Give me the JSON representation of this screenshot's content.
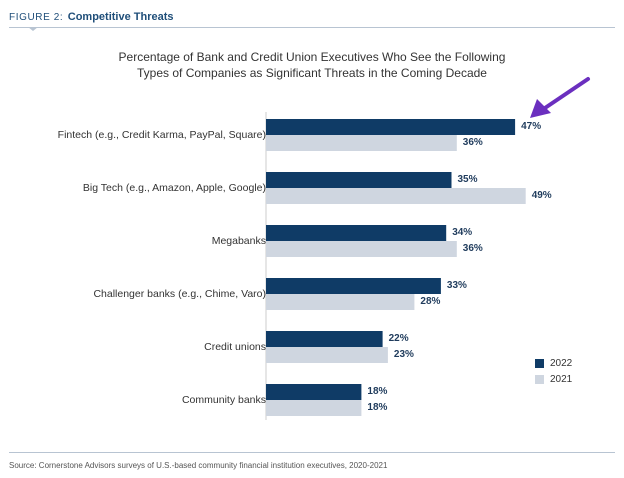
{
  "header": {
    "figure_label": "FIGURE 2:",
    "figure_title": "Competitive Threats"
  },
  "source": "Source: Cornerstone Advisors surveys of U.S.-based community financial institution executives, 2020-2021",
  "colors": {
    "series_2022": "#0f3b66",
    "series_2021": "#cfd6e0",
    "arrow": "#6b2fbf",
    "header": "#1f4e79"
  },
  "chart_data": {
    "type": "bar",
    "orientation": "horizontal",
    "title": [
      "Percentage of Bank and Credit Union Executives Who See the Following",
      "Types of Companies as Significant Threats in the Coming Decade"
    ],
    "categories": [
      "Fintech (e.g., Credit Karma, PayPal, Square)",
      "Big Tech (e.g., Amazon, Apple, Google)",
      "Megabanks",
      "Challenger banks (e.g., Chime, Varo)",
      "Credit unions",
      "Community banks"
    ],
    "series": [
      {
        "name": "2022",
        "values": [
          47,
          35,
          34,
          33,
          22,
          18
        ]
      },
      {
        "name": "2021",
        "values": [
          36,
          49,
          36,
          28,
          23,
          18
        ]
      }
    ],
    "value_suffix": "%",
    "xlim": [
      0,
      100
    ],
    "legend_position": "bottom-right",
    "annotation": {
      "type": "arrow",
      "target": "Fintech (e.g., Credit Karma, PayPal, Square) 2022"
    }
  }
}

============

▸ **Written instruction**
The word "Karma" may turn up on some lines of these records; say how many, with no other words.

▸ **Solution**
2